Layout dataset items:
──────
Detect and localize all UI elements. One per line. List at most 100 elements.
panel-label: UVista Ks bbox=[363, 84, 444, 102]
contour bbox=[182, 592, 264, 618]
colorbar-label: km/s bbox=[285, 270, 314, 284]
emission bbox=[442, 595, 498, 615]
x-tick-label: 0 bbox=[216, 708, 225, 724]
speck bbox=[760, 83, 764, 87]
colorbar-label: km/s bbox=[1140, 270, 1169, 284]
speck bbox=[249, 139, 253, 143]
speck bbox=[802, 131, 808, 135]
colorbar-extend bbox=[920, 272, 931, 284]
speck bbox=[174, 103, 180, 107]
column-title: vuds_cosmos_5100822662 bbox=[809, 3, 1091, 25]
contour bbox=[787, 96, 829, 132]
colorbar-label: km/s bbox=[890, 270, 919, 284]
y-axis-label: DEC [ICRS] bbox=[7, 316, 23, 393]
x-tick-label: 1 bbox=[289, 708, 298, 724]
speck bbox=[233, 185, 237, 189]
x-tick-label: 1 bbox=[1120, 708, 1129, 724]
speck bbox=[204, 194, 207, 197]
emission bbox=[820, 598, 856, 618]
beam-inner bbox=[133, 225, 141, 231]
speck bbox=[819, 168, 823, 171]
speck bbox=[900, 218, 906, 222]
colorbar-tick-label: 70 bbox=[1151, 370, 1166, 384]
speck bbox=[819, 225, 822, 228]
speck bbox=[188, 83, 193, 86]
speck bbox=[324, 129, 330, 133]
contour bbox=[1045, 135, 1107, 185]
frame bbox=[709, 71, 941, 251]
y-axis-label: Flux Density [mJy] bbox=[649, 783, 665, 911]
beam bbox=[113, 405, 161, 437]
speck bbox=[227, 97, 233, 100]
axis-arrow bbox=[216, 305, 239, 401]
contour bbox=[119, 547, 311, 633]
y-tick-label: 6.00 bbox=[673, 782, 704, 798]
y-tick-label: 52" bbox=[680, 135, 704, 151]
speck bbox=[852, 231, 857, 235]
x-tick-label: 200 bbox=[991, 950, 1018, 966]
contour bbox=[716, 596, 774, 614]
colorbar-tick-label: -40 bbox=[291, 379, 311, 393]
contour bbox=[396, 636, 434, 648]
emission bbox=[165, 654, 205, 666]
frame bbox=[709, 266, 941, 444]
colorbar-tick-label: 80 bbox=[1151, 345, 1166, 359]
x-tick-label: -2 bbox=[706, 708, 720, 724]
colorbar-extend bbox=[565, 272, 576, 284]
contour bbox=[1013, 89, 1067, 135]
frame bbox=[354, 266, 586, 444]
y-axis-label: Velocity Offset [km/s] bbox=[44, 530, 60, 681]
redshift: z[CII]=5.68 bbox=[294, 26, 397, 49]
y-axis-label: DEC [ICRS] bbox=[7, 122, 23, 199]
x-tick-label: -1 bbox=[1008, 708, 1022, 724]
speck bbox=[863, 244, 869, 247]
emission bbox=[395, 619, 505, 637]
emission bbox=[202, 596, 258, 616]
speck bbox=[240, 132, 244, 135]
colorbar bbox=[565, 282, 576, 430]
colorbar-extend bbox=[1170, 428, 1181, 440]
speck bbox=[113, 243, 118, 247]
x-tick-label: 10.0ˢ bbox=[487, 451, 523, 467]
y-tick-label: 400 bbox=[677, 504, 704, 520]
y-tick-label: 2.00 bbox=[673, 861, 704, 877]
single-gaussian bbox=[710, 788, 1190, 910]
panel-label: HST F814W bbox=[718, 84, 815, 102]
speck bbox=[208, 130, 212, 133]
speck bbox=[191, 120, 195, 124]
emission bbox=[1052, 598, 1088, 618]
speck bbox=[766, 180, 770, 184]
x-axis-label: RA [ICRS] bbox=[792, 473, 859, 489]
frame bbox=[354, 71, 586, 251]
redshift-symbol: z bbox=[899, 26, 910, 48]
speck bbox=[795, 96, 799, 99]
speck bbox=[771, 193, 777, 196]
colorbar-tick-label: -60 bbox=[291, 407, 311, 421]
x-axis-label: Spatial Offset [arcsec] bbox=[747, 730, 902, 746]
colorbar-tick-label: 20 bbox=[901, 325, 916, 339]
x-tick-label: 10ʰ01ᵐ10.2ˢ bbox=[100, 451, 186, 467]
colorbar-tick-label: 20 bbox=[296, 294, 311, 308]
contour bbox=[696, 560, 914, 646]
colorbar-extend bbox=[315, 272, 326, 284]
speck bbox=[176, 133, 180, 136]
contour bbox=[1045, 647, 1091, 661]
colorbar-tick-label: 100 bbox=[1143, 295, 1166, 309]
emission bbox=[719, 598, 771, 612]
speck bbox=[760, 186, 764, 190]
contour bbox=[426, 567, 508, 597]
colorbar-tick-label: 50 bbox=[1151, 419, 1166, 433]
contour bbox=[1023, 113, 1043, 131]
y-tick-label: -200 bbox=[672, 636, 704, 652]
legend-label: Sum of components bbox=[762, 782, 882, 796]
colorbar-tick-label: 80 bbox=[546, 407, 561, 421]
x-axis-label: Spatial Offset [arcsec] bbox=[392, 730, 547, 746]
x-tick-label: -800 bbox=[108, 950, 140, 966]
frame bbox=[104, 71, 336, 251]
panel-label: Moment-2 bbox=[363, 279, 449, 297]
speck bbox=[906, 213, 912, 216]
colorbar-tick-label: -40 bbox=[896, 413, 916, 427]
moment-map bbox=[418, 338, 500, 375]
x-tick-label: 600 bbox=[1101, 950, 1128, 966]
──────
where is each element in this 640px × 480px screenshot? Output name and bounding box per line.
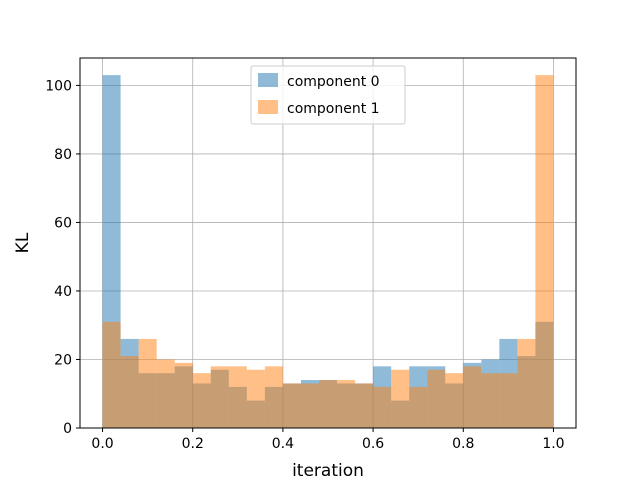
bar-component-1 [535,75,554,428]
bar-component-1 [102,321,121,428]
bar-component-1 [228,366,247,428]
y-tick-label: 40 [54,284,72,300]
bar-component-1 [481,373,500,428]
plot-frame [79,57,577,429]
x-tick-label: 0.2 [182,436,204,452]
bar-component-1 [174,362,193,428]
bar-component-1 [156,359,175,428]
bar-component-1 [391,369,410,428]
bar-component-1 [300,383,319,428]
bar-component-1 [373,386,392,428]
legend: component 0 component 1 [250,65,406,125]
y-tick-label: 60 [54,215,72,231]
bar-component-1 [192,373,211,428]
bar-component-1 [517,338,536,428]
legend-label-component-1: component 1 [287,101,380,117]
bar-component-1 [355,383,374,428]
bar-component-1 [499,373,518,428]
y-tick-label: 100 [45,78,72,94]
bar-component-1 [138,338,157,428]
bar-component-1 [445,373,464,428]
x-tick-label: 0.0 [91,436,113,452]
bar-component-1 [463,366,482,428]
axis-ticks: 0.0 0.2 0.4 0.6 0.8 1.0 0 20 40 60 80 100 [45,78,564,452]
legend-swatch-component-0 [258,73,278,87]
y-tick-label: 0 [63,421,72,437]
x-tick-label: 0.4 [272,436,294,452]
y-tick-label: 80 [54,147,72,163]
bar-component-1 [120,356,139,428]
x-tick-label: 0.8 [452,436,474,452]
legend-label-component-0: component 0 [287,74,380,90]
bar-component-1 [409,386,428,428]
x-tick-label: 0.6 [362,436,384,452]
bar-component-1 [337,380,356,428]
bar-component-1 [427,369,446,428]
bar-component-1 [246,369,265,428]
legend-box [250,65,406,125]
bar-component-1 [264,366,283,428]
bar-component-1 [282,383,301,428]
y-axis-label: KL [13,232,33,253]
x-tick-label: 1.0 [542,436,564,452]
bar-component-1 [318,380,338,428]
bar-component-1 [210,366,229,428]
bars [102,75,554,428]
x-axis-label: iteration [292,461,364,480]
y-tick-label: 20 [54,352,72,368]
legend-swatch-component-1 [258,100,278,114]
──────
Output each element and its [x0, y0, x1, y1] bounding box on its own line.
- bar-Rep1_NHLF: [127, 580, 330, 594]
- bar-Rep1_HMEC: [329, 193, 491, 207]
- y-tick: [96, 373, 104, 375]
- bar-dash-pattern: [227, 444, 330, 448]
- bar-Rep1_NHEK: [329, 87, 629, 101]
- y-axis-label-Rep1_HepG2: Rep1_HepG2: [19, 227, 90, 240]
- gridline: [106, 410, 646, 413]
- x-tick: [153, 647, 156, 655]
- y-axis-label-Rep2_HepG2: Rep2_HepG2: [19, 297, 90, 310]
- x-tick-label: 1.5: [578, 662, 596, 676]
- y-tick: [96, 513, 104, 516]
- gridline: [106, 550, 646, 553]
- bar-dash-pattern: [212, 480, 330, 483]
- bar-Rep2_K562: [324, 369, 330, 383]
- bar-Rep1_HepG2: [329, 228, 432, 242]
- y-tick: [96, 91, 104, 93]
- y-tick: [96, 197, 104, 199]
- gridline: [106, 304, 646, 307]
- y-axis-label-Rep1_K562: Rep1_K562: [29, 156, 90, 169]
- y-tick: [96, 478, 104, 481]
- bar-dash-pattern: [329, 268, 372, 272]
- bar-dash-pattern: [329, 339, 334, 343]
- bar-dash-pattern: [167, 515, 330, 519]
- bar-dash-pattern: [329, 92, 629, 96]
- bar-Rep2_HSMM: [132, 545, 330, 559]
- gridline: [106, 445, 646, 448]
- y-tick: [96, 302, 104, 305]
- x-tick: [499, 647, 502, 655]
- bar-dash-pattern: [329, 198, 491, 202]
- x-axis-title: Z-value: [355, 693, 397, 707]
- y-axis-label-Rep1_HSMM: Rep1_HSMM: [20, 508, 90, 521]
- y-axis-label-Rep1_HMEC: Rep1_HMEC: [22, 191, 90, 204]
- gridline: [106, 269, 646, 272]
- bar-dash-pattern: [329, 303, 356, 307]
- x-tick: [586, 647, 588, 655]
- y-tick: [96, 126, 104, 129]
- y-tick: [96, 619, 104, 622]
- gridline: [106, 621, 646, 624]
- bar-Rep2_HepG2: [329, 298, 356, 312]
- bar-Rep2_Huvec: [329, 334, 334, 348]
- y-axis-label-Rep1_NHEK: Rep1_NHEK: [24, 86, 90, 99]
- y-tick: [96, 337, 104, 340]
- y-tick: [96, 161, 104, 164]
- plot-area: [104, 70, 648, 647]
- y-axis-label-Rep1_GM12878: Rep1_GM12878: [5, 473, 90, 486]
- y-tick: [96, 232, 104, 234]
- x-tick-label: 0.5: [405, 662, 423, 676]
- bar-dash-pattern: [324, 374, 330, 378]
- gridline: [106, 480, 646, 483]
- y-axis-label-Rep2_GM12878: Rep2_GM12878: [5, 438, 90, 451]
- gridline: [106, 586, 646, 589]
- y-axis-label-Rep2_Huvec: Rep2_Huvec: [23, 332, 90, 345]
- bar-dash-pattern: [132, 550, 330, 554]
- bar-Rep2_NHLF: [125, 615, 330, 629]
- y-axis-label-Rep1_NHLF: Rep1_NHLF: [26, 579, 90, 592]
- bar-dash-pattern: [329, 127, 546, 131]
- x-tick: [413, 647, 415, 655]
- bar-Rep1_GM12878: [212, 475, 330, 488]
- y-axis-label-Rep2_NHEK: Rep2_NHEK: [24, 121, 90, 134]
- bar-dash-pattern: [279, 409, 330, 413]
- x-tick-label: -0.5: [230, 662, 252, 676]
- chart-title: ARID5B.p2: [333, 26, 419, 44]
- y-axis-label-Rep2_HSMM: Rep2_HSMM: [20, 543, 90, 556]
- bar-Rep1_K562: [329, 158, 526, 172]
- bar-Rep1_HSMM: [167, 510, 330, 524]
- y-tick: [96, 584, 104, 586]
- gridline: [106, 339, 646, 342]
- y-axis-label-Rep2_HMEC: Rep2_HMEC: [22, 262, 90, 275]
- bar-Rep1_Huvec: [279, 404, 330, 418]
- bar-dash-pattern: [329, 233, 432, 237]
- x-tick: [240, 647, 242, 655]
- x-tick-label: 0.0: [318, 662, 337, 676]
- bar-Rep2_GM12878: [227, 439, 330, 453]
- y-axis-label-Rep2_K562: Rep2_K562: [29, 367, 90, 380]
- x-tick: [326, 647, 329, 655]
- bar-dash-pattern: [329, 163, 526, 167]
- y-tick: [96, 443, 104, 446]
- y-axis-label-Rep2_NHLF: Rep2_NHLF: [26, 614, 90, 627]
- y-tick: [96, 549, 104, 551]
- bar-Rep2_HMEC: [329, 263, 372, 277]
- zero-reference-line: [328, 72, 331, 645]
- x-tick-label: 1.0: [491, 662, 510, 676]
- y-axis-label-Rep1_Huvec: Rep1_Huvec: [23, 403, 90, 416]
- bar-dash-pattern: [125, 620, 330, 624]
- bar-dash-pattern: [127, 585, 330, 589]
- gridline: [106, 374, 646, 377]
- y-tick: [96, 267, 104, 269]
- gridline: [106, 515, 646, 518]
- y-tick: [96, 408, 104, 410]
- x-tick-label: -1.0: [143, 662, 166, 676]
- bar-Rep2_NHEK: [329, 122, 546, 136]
──────
Return the lines between the one containing "Detect and localize" and the one containing "x-tick-label: -2 bbox=[706, 708, 720, 724]", inclusive, reproducing each line without any change.

Detect and localize all UI elements. One per line. List at most 100 elements.
panel-label: UVista Ks bbox=[363, 84, 444, 102]
contour bbox=[182, 592, 264, 618]
colorbar-label: km/s bbox=[285, 270, 314, 284]
emission bbox=[442, 595, 498, 615]
x-tick-label: 0 bbox=[216, 708, 225, 724]
speck bbox=[760, 83, 764, 87]
colorbar-label: km/s bbox=[1140, 270, 1169, 284]
speck bbox=[249, 139, 253, 143]
speck bbox=[802, 131, 808, 135]
colorbar-extend bbox=[920, 272, 931, 284]
speck bbox=[174, 103, 180, 107]
column-title: vuds_cosmos_5100822662 bbox=[809, 3, 1091, 25]
contour bbox=[787, 96, 829, 132]
colorbar-label: km/s bbox=[890, 270, 919, 284]
y-axis-label: DEC [ICRS] bbox=[7, 316, 23, 393]
x-tick-label: 1 bbox=[289, 708, 298, 724]
speck bbox=[233, 185, 237, 189]
x-tick-label: 1 bbox=[1120, 708, 1129, 724]
speck bbox=[204, 194, 207, 197]
emission bbox=[820, 598, 856, 618]
beam-inner bbox=[133, 225, 141, 231]
speck bbox=[819, 168, 823, 171]
speck bbox=[900, 218, 906, 222]
colorbar-tick-label: 70 bbox=[1151, 370, 1166, 384]
speck bbox=[819, 225, 822, 228]
speck bbox=[188, 83, 193, 86]
speck bbox=[324, 129, 330, 133]
contour bbox=[1045, 135, 1107, 185]
frame bbox=[709, 71, 941, 251]
y-axis-label: Flux Density [mJy] bbox=[649, 783, 665, 911]
beam bbox=[113, 405, 161, 437]
speck bbox=[227, 97, 233, 100]
axis-arrow bbox=[216, 305, 239, 401]
contour bbox=[119, 547, 311, 633]
y-tick-label: 6.00 bbox=[673, 782, 704, 798]
y-tick-label: 52" bbox=[680, 135, 704, 151]
speck bbox=[852, 231, 857, 235]
x-tick-label: 200 bbox=[991, 950, 1018, 966]
contour bbox=[716, 596, 774, 614]
colorbar-tick-label: -40 bbox=[291, 379, 311, 393]
contour bbox=[396, 636, 434, 648]
emission bbox=[165, 654, 205, 666]
frame bbox=[709, 266, 941, 444]
colorbar-tick-label: 80 bbox=[1151, 345, 1166, 359]
x-tick-label: -2 bbox=[706, 708, 720, 724]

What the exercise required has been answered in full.